Records:
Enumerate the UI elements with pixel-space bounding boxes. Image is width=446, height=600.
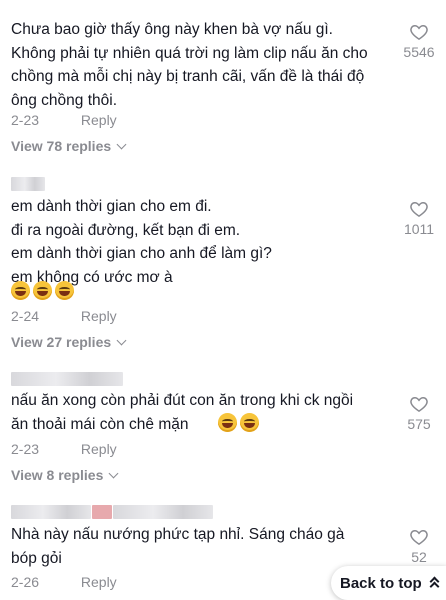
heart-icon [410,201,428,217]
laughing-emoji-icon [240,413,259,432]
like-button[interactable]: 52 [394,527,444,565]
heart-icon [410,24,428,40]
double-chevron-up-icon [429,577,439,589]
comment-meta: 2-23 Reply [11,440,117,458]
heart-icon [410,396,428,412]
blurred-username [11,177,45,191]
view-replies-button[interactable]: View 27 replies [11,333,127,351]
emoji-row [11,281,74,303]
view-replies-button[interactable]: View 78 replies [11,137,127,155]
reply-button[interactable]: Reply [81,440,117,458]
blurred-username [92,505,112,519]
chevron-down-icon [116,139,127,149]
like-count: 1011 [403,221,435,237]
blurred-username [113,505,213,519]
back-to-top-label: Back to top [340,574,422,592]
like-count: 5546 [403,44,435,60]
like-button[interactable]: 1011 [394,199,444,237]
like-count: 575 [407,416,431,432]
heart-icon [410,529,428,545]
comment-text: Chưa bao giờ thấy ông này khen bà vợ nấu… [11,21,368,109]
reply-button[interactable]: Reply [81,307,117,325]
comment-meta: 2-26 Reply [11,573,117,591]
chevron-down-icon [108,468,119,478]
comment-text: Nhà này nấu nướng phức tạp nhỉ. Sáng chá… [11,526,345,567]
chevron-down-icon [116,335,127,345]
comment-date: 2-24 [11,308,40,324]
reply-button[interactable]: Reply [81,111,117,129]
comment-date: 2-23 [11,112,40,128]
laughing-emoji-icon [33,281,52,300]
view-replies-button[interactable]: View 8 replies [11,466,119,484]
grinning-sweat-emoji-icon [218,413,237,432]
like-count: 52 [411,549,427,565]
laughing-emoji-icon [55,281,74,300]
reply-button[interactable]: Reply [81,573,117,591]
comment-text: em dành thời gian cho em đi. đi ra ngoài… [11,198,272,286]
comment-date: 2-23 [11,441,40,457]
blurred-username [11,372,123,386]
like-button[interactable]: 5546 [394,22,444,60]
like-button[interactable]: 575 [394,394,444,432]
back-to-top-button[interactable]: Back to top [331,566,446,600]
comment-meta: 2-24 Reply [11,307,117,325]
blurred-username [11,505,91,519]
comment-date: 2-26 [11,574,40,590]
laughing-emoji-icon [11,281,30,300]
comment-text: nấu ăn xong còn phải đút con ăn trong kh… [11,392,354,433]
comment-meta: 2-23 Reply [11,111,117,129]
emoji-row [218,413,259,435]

---

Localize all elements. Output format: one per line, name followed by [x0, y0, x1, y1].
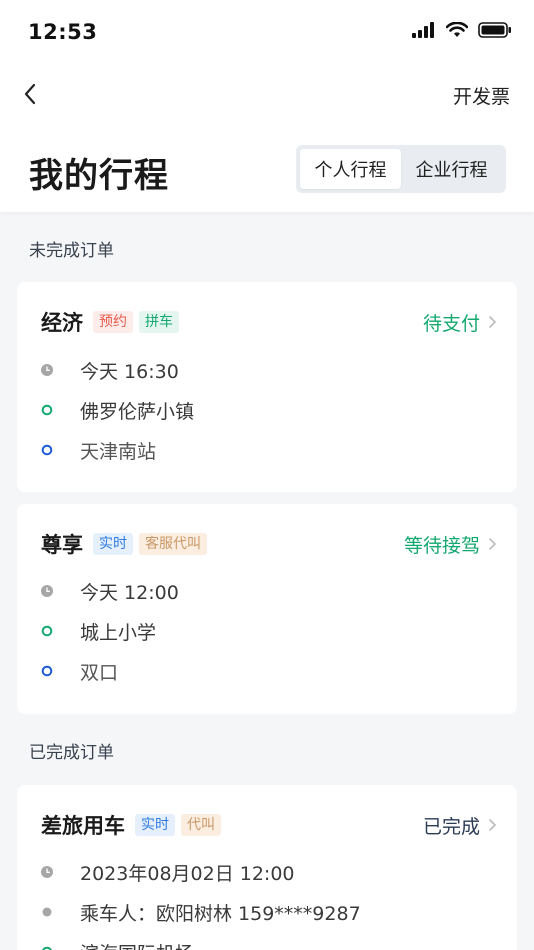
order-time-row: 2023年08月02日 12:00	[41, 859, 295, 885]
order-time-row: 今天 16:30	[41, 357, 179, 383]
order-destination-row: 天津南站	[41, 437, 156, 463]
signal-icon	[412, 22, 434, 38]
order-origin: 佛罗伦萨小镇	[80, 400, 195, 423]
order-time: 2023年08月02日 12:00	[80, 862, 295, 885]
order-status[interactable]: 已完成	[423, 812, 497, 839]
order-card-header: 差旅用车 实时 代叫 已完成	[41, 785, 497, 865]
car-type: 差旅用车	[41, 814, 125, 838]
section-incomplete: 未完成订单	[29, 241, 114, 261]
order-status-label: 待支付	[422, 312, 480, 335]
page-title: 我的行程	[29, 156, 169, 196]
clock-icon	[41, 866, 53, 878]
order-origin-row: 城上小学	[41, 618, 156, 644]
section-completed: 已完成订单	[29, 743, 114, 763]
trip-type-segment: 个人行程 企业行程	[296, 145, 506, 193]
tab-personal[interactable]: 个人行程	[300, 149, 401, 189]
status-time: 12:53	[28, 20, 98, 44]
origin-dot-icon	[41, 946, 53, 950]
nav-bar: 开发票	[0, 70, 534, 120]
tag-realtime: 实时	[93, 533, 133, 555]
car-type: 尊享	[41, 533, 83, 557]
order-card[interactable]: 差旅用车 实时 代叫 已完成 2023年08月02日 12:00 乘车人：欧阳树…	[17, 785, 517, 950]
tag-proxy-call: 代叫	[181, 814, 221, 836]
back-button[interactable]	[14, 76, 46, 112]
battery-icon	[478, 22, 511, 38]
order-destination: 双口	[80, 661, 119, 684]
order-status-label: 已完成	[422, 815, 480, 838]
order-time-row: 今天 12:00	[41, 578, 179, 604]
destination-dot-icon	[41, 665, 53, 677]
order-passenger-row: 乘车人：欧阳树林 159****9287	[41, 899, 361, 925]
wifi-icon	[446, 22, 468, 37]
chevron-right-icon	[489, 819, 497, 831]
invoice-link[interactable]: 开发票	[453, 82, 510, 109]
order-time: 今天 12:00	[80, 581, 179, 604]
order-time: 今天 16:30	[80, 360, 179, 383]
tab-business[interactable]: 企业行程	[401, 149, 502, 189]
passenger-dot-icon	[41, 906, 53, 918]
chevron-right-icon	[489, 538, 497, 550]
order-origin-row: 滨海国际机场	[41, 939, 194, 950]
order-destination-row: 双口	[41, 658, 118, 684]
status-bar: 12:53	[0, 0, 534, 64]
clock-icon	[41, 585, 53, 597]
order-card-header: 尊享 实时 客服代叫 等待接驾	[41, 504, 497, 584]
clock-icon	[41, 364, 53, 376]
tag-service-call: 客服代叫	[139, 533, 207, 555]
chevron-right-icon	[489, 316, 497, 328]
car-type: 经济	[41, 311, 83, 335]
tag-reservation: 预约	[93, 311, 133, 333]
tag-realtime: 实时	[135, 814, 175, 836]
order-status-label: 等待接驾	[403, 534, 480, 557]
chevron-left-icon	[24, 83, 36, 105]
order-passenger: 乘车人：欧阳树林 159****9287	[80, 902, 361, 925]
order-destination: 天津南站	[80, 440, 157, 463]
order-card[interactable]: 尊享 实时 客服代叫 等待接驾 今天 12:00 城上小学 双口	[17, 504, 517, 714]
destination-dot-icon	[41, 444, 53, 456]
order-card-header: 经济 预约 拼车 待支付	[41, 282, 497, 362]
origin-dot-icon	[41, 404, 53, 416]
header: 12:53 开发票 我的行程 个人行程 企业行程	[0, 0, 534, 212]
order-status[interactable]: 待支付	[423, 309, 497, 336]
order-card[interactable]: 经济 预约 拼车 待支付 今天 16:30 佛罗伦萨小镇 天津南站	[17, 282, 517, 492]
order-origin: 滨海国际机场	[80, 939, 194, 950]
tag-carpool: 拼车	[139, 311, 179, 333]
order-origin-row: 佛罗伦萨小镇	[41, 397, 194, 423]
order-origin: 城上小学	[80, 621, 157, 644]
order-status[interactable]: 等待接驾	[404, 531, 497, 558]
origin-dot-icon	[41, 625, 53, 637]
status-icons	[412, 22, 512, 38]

---

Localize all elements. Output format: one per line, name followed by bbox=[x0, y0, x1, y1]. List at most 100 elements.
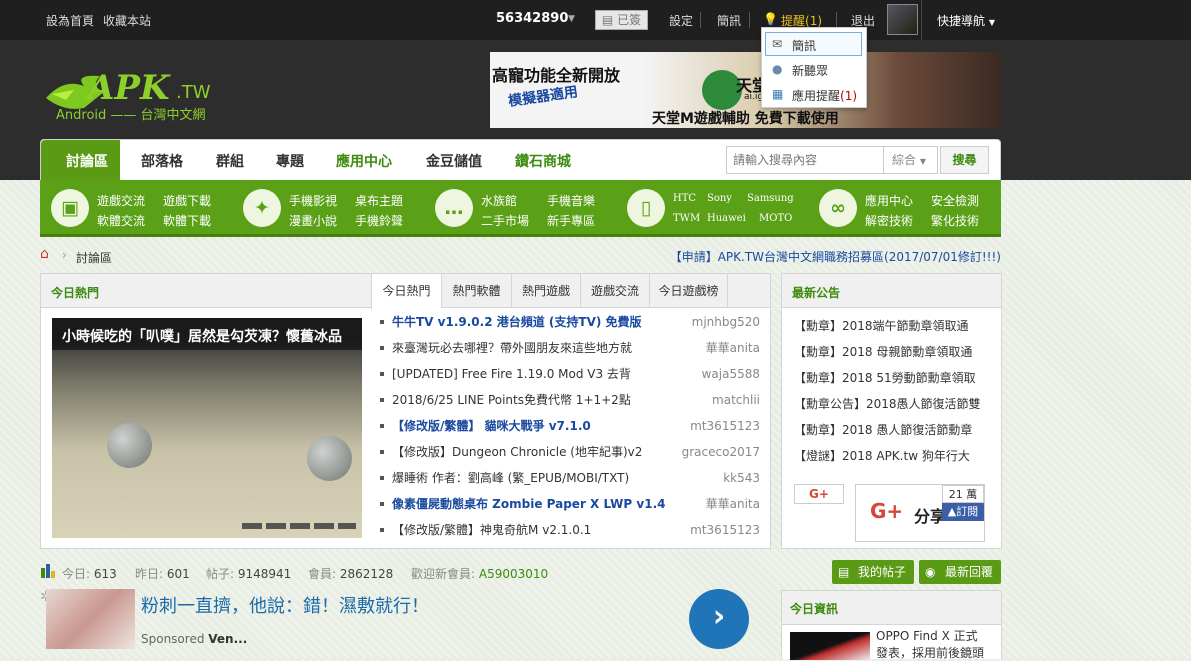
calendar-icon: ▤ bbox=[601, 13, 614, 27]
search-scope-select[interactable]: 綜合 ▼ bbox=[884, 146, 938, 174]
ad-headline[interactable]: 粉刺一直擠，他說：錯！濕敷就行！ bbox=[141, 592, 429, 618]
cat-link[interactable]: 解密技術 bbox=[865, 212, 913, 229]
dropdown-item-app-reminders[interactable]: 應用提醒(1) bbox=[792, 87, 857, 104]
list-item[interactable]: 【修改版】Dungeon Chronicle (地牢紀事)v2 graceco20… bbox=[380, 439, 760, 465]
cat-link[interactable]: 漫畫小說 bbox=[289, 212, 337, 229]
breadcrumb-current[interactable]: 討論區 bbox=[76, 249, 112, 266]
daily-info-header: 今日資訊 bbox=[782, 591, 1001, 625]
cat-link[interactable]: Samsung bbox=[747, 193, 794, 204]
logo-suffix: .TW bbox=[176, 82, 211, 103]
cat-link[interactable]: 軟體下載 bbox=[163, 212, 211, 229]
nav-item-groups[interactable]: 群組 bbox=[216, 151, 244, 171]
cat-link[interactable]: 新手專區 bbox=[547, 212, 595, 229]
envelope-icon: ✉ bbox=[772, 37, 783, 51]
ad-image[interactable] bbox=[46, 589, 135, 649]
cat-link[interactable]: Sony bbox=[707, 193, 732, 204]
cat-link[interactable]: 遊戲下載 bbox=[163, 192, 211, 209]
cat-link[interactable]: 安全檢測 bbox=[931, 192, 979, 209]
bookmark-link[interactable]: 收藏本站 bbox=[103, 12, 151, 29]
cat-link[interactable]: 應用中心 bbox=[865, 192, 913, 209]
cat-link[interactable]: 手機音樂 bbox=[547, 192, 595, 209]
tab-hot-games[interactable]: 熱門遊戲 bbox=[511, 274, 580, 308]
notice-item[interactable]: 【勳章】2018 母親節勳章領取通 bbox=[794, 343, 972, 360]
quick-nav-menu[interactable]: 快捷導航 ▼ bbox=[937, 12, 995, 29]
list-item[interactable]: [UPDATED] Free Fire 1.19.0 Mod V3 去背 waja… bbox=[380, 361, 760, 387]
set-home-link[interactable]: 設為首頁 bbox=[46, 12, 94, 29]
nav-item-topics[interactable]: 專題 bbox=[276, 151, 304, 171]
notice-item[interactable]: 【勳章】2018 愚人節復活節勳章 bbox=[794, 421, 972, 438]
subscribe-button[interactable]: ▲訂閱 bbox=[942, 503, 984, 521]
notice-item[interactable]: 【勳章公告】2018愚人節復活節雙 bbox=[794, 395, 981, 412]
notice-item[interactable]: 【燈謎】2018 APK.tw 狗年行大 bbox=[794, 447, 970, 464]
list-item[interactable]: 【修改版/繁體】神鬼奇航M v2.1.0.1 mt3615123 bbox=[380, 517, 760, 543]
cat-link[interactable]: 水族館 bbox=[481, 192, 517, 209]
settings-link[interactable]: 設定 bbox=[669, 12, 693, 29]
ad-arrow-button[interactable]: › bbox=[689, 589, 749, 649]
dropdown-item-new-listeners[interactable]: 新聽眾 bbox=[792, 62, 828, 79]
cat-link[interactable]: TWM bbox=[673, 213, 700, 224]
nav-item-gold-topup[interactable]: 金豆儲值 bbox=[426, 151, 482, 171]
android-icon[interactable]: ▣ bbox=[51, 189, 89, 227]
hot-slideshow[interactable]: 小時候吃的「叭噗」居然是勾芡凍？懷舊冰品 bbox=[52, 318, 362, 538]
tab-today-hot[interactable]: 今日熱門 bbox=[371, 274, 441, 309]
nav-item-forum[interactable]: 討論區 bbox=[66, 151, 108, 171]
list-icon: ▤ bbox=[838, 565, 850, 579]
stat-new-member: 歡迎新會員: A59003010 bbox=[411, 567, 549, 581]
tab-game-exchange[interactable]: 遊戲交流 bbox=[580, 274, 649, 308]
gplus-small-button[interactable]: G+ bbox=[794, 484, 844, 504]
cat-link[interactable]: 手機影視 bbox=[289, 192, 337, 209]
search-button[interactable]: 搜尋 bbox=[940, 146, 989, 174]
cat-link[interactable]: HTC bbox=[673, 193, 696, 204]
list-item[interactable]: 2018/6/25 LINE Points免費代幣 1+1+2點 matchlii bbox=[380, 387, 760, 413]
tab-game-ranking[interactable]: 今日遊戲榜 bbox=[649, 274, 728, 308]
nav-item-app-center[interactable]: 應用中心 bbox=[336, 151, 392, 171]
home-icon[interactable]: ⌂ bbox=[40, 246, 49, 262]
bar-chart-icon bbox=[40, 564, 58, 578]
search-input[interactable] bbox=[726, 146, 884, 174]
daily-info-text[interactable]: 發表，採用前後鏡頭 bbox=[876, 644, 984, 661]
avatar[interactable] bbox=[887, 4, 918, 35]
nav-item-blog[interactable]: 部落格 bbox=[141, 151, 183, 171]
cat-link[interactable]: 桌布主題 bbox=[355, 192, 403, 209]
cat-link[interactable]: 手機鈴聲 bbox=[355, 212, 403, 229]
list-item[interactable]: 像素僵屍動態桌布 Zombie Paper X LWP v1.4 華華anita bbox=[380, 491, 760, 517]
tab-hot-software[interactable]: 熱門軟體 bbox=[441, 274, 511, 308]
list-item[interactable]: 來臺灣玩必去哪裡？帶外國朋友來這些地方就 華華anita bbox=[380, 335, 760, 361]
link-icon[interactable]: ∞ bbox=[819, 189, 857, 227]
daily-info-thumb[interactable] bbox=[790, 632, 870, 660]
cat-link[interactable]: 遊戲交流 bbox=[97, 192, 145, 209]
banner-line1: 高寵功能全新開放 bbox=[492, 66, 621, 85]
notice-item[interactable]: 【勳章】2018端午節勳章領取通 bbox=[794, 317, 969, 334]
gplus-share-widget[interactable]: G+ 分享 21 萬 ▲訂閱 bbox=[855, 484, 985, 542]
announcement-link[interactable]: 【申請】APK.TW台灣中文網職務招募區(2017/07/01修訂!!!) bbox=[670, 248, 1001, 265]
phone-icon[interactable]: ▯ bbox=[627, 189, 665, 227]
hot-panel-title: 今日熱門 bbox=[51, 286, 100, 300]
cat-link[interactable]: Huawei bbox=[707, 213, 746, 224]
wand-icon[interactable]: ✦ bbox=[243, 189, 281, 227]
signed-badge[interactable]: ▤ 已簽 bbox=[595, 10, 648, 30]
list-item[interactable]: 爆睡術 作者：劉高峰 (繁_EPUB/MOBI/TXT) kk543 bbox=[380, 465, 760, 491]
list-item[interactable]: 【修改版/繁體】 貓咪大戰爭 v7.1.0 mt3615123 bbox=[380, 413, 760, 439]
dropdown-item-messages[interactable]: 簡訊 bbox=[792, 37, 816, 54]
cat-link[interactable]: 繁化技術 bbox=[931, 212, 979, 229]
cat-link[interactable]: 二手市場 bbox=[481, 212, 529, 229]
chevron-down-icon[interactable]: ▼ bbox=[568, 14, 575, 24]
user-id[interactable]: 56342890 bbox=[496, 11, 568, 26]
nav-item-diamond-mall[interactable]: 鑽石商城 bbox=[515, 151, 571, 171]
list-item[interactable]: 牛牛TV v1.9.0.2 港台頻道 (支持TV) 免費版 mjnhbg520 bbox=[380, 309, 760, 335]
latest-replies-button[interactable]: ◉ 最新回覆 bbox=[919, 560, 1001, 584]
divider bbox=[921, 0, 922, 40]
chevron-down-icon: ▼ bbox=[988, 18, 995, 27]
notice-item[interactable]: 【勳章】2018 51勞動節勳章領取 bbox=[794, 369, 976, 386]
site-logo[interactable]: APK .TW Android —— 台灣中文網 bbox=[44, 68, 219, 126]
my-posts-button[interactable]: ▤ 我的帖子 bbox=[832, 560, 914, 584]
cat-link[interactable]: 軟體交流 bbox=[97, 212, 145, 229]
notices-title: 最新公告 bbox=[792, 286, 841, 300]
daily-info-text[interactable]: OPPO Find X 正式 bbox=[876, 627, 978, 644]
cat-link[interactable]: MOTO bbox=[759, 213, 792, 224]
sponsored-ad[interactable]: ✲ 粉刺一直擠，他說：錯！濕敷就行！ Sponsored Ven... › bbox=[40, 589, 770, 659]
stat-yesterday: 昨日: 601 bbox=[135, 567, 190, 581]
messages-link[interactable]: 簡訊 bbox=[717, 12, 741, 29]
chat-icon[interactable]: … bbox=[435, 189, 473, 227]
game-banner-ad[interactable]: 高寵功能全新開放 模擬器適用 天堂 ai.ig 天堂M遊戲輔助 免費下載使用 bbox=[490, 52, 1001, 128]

→ What is asked
Copy verbatim the lines of the listing from the one containing "calendar-icon: ▤ bbox=[601, 13, 614, 27]" through the one containing "list-item[interactable]: 【修改版】Dungeon Chronicle", both included.

→ Full answer
calendar-icon: ▤ bbox=[601, 13, 614, 27]
search-scope-select[interactable]: 綜合 ▼ bbox=[884, 146, 938, 174]
ad-headline[interactable]: 粉刺一直擠，他說：錯！濕敷就行！ bbox=[141, 592, 429, 618]
cat-link[interactable]: 解密技術 bbox=[865, 212, 913, 229]
dropdown-item-app-reminders[interactable]: 應用提醒(1) bbox=[792, 87, 857, 104]
list-item[interactable]: 【修改版】Dungeon Chronicle (地牢紀事)v2 graceco20… bbox=[380, 439, 760, 465]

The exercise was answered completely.